* **DIRECTIONS**
Carry none of the pictures over; write out the complete data exactly.
--*--
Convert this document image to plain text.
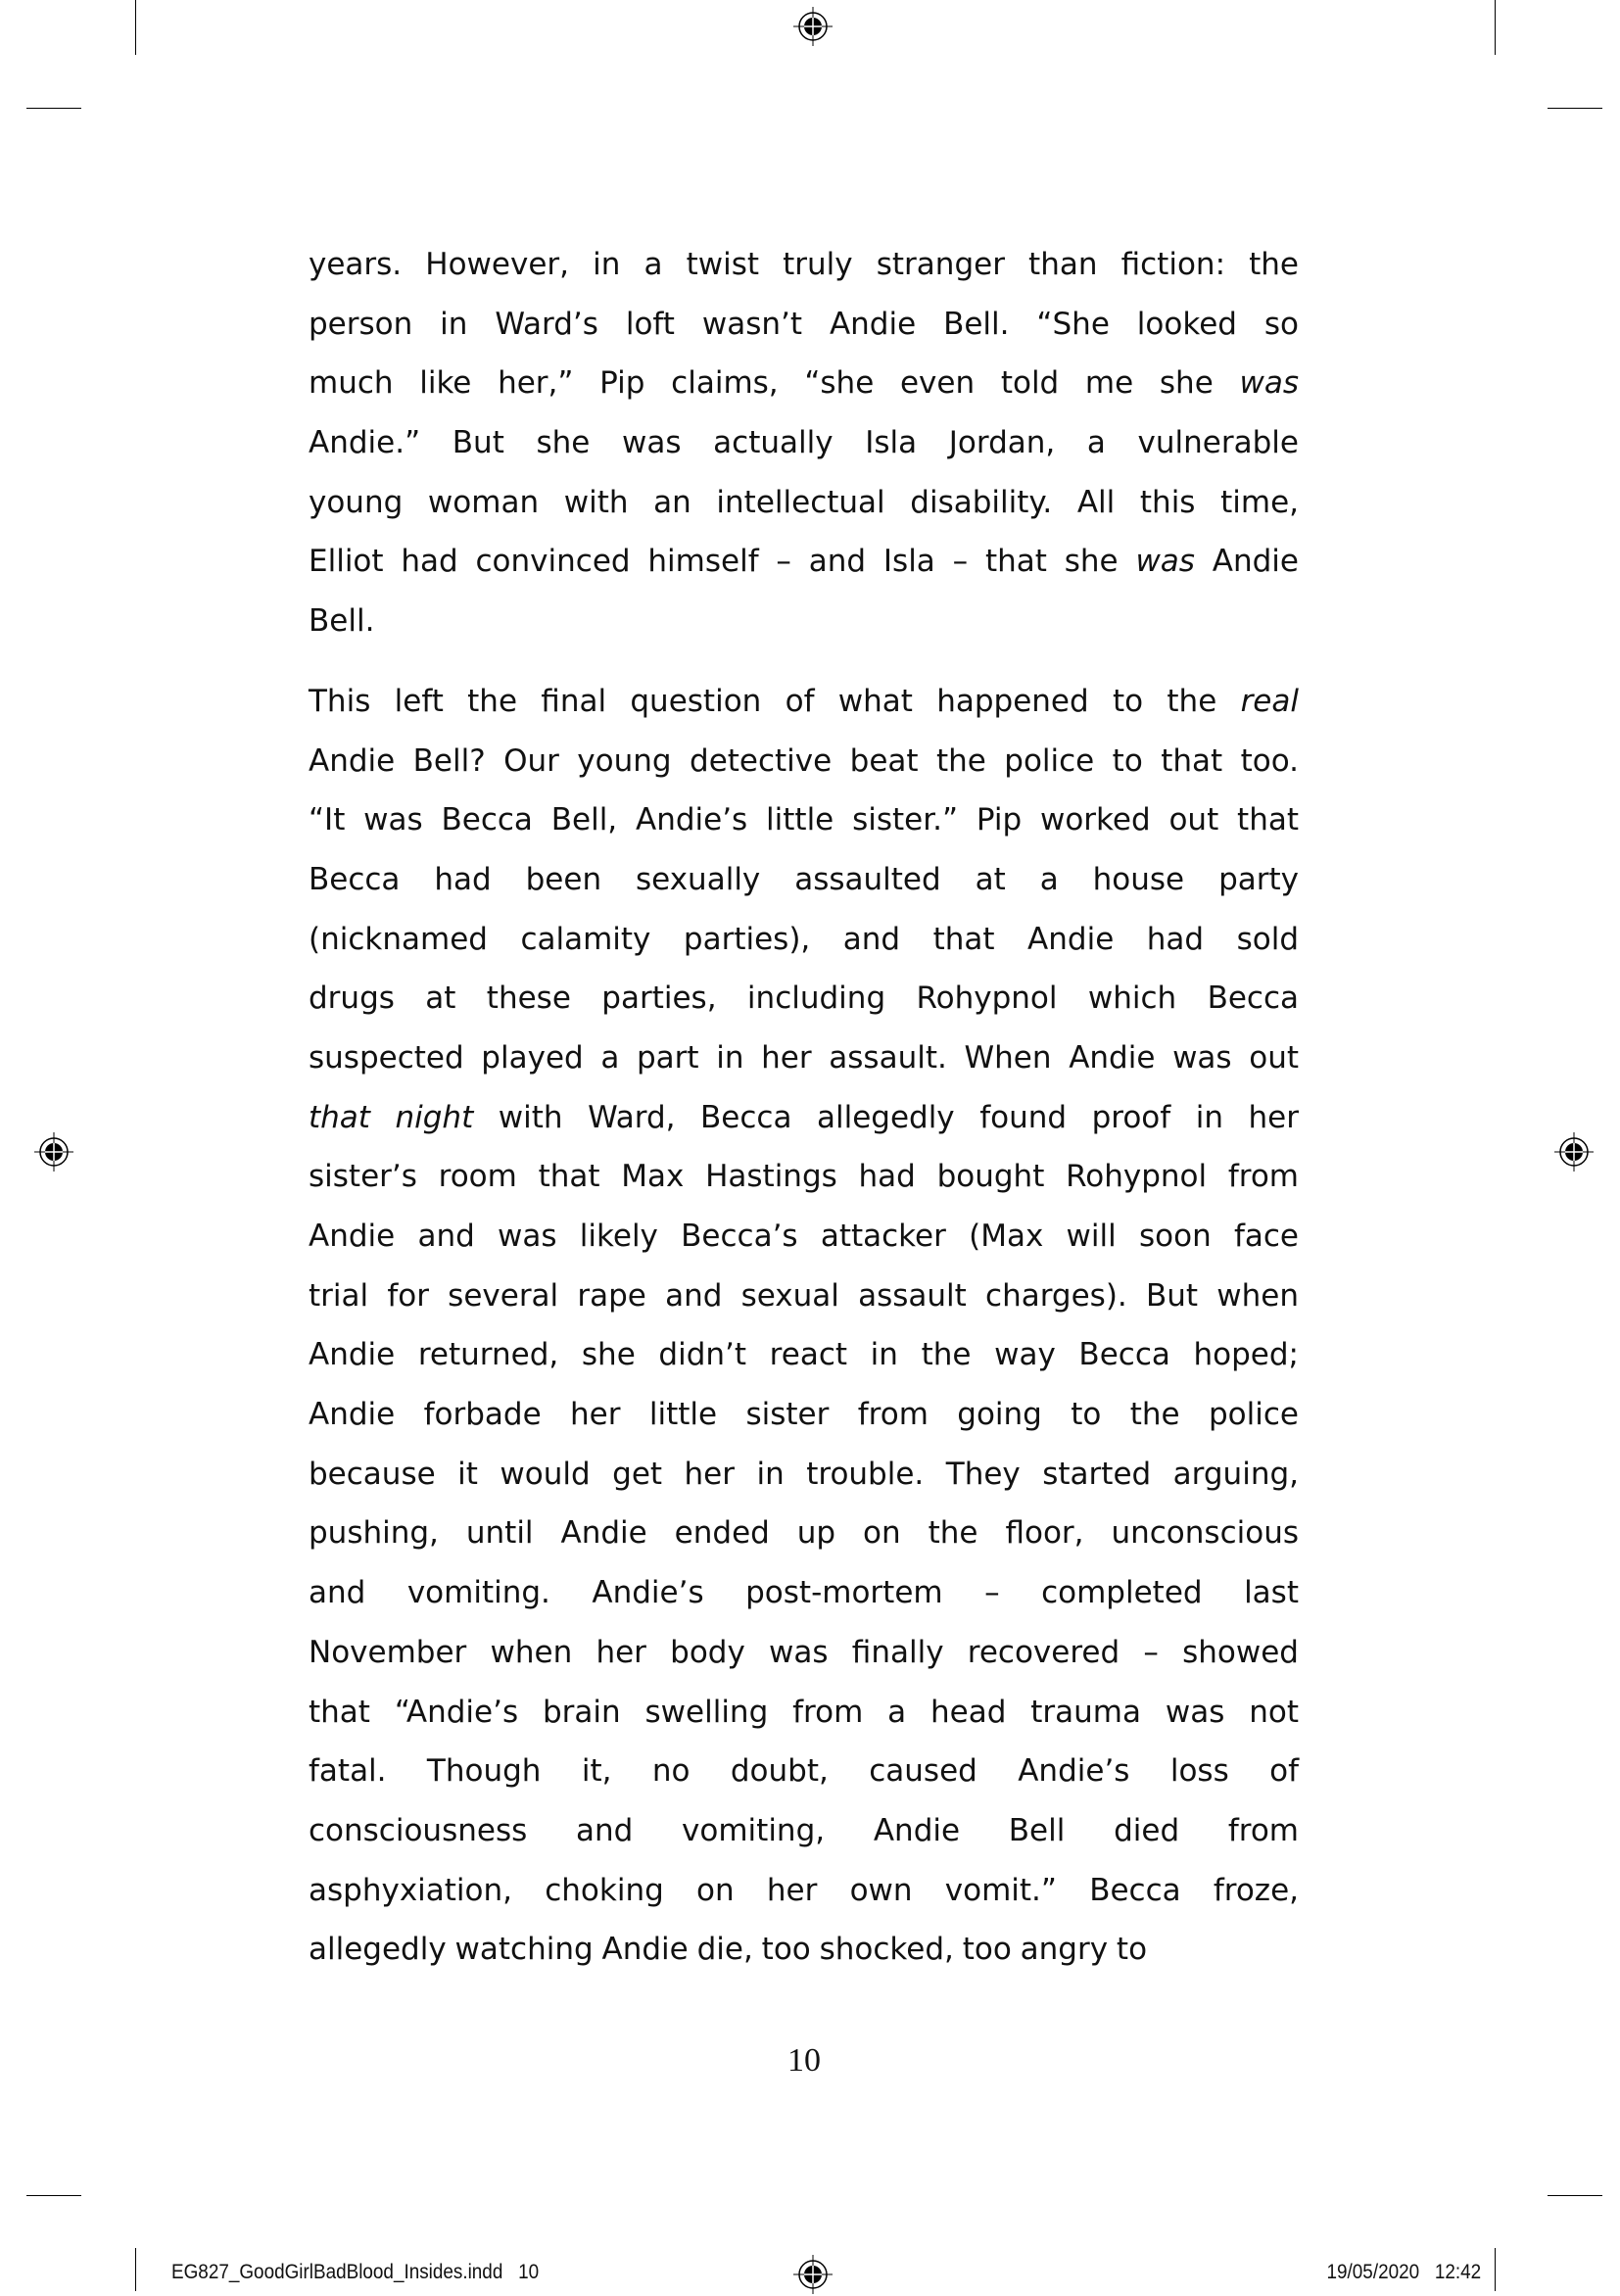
years. However, in a twist truly stranger than fiction: the
person in Ward’s loft wasn’t Andie Bell. “She looked so
much like her,” Pip claims, “she even told me she was
Andie.” But she was actually Isla Jordan, a vulnerable
young woman with an intellectual disability. All this time,
Elliot had convinced himself – and Isla – that she was Andie
Bell.
This left the final question of what happened to the real
Andie Bell? Our young detective beat the police to that too.
“It was Becca Bell, Andie’s little sister.” Pip worked out that
Becca had been sexually assaulted at a house party
(nicknamed calamity parties), and that Andie had sold
drugs at these parties, including Rohypnol which Becca
suspected played a part in her assault. When Andie was out
that night with Ward, Becca allegedly found proof in her
sister’s room that Max Hastings had bought Rohypnol from
Andie and was likely Becca’s attacker (Max will soon face
trial for several rape and sexual assault charges). But when
Andie returned, she didn’t react in the way Becca hoped;
Andie forbade her little sister from going to the police
because it would get her in trouble. They started arguing,
pushing, until Andie ended up on the floor, unconscious
and vomiting. Andie’s post-mortem – completed last
November when her body was finally recovered – showed
that “Andie’s brain swelling from a head trauma was not
fatal. Though it, no doubt, caused Andie’s loss of
consciousness and vomiting, Andie Bell died from
asphyxiation, choking on her own vomit.” Becca froze,
allegedly watching Andie die, too shocked, too angry to
10
EG827_GoodGirlBadBlood_Insides.indd   10	19/05/2020   12:42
--*--
* **CORRECT RESULT**
Convert this document image to plain text.
years. However, in a twist truly stranger than fiction: the
person in Ward’s loft wasn’t Andie Bell. “She looked so
much like her,” Pip claims, “she even told me she was
Andie.” But she was actually Isla Jordan, a vulnerable
young woman with an intellectual disability. All this time,
Elliot had convinced himself – and Isla – that she was Andie
Bell.
This left the final question of what happened to the real
Andie Bell? Our young detective beat the police to that too.
“It was Becca Bell, Andie’s little sister.” Pip worked out that
Becca had been sexually assaulted at a house party
(nicknamed calamity parties), and that Andie had sold
drugs at these parties, including Rohypnol which Becca
suspected played a part in her assault. When Andie was out
that night with Ward, Becca allegedly found proof in her
sister’s room that Max Hastings had bought Rohypnol from
Andie and was likely Becca’s attacker (Max will soon face
trial for several rape and sexual assault charges). But when
Andie returned, she didn’t react in the way Becca hoped;
Andie forbade her little sister from going to the police
because it would get her in trouble. They started arguing,
pushing, until Andie ended up on the floor, unconscious
and vomiting. Andie’s post-mortem – completed last
November when her body was finally recovered – showed
that “Andie’s brain swelling from a head trauma was not
fatal. Though it, no doubt, caused Andie’s loss of
consciousness and vomiting, Andie Bell died from
asphyxiation, choking on her own vomit.” Becca froze,
allegedly watching Andie die, too shocked, too angry to
10
EG827_GoodGirlBadBlood_Insides.indd   10	19/05/2020   12:42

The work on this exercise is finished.